■ **Exercise instructions**: Reproduce every line of the data below verbatim, with no changes.

[Region annotation records]
===

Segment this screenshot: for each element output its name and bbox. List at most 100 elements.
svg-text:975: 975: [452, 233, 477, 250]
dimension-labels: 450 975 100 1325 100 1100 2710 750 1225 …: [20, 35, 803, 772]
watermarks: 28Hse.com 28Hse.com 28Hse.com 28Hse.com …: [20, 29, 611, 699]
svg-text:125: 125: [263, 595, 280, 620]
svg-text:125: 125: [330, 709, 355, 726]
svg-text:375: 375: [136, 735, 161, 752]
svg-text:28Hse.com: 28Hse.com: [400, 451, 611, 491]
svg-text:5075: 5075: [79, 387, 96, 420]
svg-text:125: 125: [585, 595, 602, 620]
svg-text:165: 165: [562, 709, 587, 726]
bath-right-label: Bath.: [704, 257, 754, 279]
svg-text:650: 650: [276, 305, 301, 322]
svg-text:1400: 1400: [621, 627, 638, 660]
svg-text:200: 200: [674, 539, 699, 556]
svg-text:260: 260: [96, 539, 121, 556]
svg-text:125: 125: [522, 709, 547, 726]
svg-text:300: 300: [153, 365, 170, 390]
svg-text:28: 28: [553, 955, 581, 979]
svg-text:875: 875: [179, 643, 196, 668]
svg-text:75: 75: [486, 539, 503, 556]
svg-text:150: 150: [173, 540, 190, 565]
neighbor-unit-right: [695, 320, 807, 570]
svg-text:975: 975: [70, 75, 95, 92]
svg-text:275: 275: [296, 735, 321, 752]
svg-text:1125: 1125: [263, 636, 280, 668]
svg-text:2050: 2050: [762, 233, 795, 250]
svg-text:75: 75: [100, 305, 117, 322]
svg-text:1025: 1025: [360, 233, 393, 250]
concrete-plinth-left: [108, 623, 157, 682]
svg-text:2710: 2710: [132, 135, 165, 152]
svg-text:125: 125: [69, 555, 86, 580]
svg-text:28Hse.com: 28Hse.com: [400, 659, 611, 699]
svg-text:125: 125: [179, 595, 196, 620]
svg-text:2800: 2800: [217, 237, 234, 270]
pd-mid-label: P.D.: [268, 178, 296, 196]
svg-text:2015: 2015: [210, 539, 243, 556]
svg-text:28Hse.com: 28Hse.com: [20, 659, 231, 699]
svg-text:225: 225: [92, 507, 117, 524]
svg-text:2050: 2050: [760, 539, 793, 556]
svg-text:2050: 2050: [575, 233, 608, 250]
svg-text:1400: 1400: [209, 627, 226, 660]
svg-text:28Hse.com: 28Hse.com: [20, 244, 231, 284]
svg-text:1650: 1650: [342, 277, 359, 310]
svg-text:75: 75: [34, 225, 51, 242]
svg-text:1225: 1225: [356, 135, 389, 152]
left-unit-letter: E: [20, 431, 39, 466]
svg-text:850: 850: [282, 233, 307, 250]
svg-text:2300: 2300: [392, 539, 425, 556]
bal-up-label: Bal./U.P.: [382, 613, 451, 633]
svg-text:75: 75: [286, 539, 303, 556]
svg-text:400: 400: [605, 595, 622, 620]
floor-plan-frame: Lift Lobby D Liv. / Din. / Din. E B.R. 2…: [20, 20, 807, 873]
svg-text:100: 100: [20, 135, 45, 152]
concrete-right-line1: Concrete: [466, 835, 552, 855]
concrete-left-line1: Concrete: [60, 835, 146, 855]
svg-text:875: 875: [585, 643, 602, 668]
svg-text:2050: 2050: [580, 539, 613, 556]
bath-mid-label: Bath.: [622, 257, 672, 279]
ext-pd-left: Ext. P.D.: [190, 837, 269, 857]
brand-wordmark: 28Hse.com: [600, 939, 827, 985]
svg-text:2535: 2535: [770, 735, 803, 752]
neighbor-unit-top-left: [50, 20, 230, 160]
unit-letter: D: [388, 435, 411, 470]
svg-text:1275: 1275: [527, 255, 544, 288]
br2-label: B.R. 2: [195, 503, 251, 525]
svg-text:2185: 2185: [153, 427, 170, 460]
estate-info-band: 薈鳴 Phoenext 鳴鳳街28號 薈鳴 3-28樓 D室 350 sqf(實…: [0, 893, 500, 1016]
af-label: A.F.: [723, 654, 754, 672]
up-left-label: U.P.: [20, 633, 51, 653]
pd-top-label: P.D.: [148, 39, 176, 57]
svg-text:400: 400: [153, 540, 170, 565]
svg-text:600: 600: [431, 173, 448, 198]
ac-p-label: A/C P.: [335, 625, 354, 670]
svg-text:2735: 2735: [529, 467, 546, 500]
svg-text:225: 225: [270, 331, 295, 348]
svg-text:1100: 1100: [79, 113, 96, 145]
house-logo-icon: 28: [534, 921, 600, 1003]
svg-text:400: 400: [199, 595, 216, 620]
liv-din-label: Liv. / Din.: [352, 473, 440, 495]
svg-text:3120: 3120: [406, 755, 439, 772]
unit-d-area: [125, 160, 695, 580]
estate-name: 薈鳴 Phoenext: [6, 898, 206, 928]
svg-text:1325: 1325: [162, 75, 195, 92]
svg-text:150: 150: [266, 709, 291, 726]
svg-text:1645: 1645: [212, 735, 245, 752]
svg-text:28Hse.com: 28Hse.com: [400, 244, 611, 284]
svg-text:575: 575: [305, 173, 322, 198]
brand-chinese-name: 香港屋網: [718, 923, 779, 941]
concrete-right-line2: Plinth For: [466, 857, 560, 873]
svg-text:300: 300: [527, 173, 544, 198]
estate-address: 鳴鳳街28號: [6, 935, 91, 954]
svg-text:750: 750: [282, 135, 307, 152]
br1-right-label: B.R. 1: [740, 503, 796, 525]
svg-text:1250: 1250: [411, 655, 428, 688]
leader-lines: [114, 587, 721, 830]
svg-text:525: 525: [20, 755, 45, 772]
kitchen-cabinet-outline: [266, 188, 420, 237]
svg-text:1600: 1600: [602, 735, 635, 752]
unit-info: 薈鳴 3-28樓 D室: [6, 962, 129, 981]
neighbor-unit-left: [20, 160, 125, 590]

===

■ **Task output**:
Segment this screenshot: for each element output its name and bbox. List at most 100 elements.
svg-text:975: 975: [452, 233, 477, 250]
dimension-labels: 450 975 100 1325 100 1100 2710 750 1225 …: [20, 35, 803, 772]
watermarks: 28Hse.com 28Hse.com 28Hse.com 28Hse.com …: [20, 29, 611, 699]
svg-text:125: 125: [263, 595, 280, 620]
svg-text:125: 125: [330, 709, 355, 726]
svg-text:375: 375: [136, 735, 161, 752]
svg-text:28Hse.com: 28Hse.com: [400, 451, 611, 491]
svg-text:5075: 5075: [79, 387, 96, 420]
svg-text:125: 125: [585, 595, 602, 620]
svg-text:165: 165: [562, 709, 587, 726]
bath-right-label: Bath.: [704, 257, 754, 279]
svg-text:650: 650: [276, 305, 301, 322]
svg-text:1400: 1400: [621, 627, 638, 660]
svg-text:200: 200: [674, 539, 699, 556]
svg-text:260: 260: [96, 539, 121, 556]
svg-text:125: 125: [522, 709, 547, 726]
svg-text:300: 300: [153, 365, 170, 390]
svg-text:28: 28: [553, 955, 581, 979]
svg-text:875: 875: [179, 643, 196, 668]
svg-text:75: 75: [486, 539, 503, 556]
svg-text:150: 150: [173, 540, 190, 565]
neighbor-unit-right: [695, 320, 807, 570]
svg-text:975: 975: [70, 75, 95, 92]
svg-text:275: 275: [296, 735, 321, 752]
svg-text:1125: 1125: [263, 636, 280, 668]
svg-text:2050: 2050: [762, 233, 795, 250]
svg-text:75: 75: [100, 305, 117, 322]
svg-text:1025: 1025: [360, 233, 393, 250]
concrete-plinth-left: [108, 623, 157, 682]
svg-text:2710: 2710: [132, 135, 165, 152]
svg-text:125: 125: [69, 555, 86, 580]
svg-text:28Hse.com: 28Hse.com: [400, 659, 611, 699]
svg-text:125: 125: [179, 595, 196, 620]
svg-text:2800: 2800: [217, 237, 234, 270]
pd-mid-label: P.D.: [268, 178, 296, 196]
svg-text:2015: 2015: [210, 539, 243, 556]
svg-text:28Hse.com: 28Hse.com: [20, 659, 231, 699]
svg-text:225: 225: [92, 507, 117, 524]
svg-text:2050: 2050: [760, 539, 793, 556]
svg-text:2050: 2050: [575, 233, 608, 250]
svg-text:1400: 1400: [209, 627, 226, 660]
svg-text:28Hse.com: 28Hse.com: [20, 244, 231, 284]
svg-text:1650: 1650: [342, 277, 359, 310]
svg-text:75: 75: [34, 225, 51, 242]
svg-text:1225: 1225: [356, 135, 389, 152]
left-unit-letter: E: [20, 431, 39, 466]
svg-text:850: 850: [282, 233, 307, 250]
svg-text:2300: 2300: [392, 539, 425, 556]
bal-up-label: Bal./U.P.: [382, 613, 451, 633]
svg-text:75: 75: [286, 539, 303, 556]
svg-text:400: 400: [605, 595, 622, 620]
floor-plan-frame: Lift Lobby D Liv. / Din. / Din. E B.R. 2…: [20, 20, 807, 873]
svg-text:100: 100: [20, 135, 45, 152]
concrete-right-line1: Concrete: [466, 835, 552, 855]
concrete-left-line1: Concrete: [60, 835, 146, 855]
svg-text:875: 875: [585, 643, 602, 668]
svg-text:2050: 2050: [580, 539, 613, 556]
bath-mid-label: Bath.: [622, 257, 672, 279]
ext-pd-left: Ext. P.D.: [190, 837, 269, 857]
brand-wordmark: 28Hse.com: [600, 939, 827, 985]
svg-text:2535: 2535: [770, 735, 803, 752]
neighbor-unit-top-left: [50, 20, 230, 160]
unit-letter: D: [388, 435, 411, 470]
svg-text:1275: 1275: [527, 255, 544, 288]
br2-label: B.R. 2: [195, 503, 251, 525]
svg-text:2185: 2185: [153, 427, 170, 460]
estate-info-band: 薈鳴 Phoenext 鳴鳳街28號 薈鳴 3-28樓 D室 350 sqf(實…: [0, 893, 500, 1016]
af-label: A.F.: [723, 654, 754, 672]
up-left-label: U.P.: [20, 633, 51, 653]
pd-top-label: P.D.: [148, 39, 176, 57]
svg-text:400: 400: [153, 540, 170, 565]
svg-text:600: 600: [431, 173, 448, 198]
ac-p-label: A/C P.: [335, 625, 354, 670]
svg-text:2735: 2735: [529, 467, 546, 500]
svg-text:225: 225: [270, 331, 295, 348]
svg-text:1100: 1100: [79, 113, 96, 145]
house-logo-icon: 28: [534, 921, 600, 1003]
svg-text:400: 400: [199, 595, 216, 620]
liv-din-label: Liv. / Din.: [352, 473, 440, 495]
svg-text:3120: 3120: [406, 755, 439, 772]
unit-d-area: [125, 160, 695, 580]
estate-name: 薈鳴 Phoenext: [6, 898, 206, 928]
svg-text:1325: 1325: [162, 75, 195, 92]
svg-text:150: 150: [266, 709, 291, 726]
svg-text:1645: 1645: [212, 735, 245, 752]
svg-text:28Hse.com: 28Hse.com: [400, 244, 611, 284]
svg-text:575: 575: [305, 173, 322, 198]
brand-chinese-name: 香港屋網: [718, 923, 779, 941]
concrete-right-line2: Plinth For: [466, 857, 560, 873]
svg-text:300: 300: [527, 173, 544, 198]
estate-address: 鳴鳳街28號: [6, 935, 91, 954]
svg-text:750: 750: [282, 135, 307, 152]
br1-right-label: B.R. 1: [740, 503, 796, 525]
svg-text:1250: 1250: [411, 655, 428, 688]
leader-lines: [114, 587, 721, 830]
svg-text:525: 525: [20, 755, 45, 772]
kitchen-cabinet-outline: [266, 188, 420, 237]
svg-text:1600: 1600: [602, 735, 635, 752]
unit-info: 薈鳴 3-28樓 D室: [6, 962, 129, 981]
neighbor-unit-left: [20, 160, 125, 590]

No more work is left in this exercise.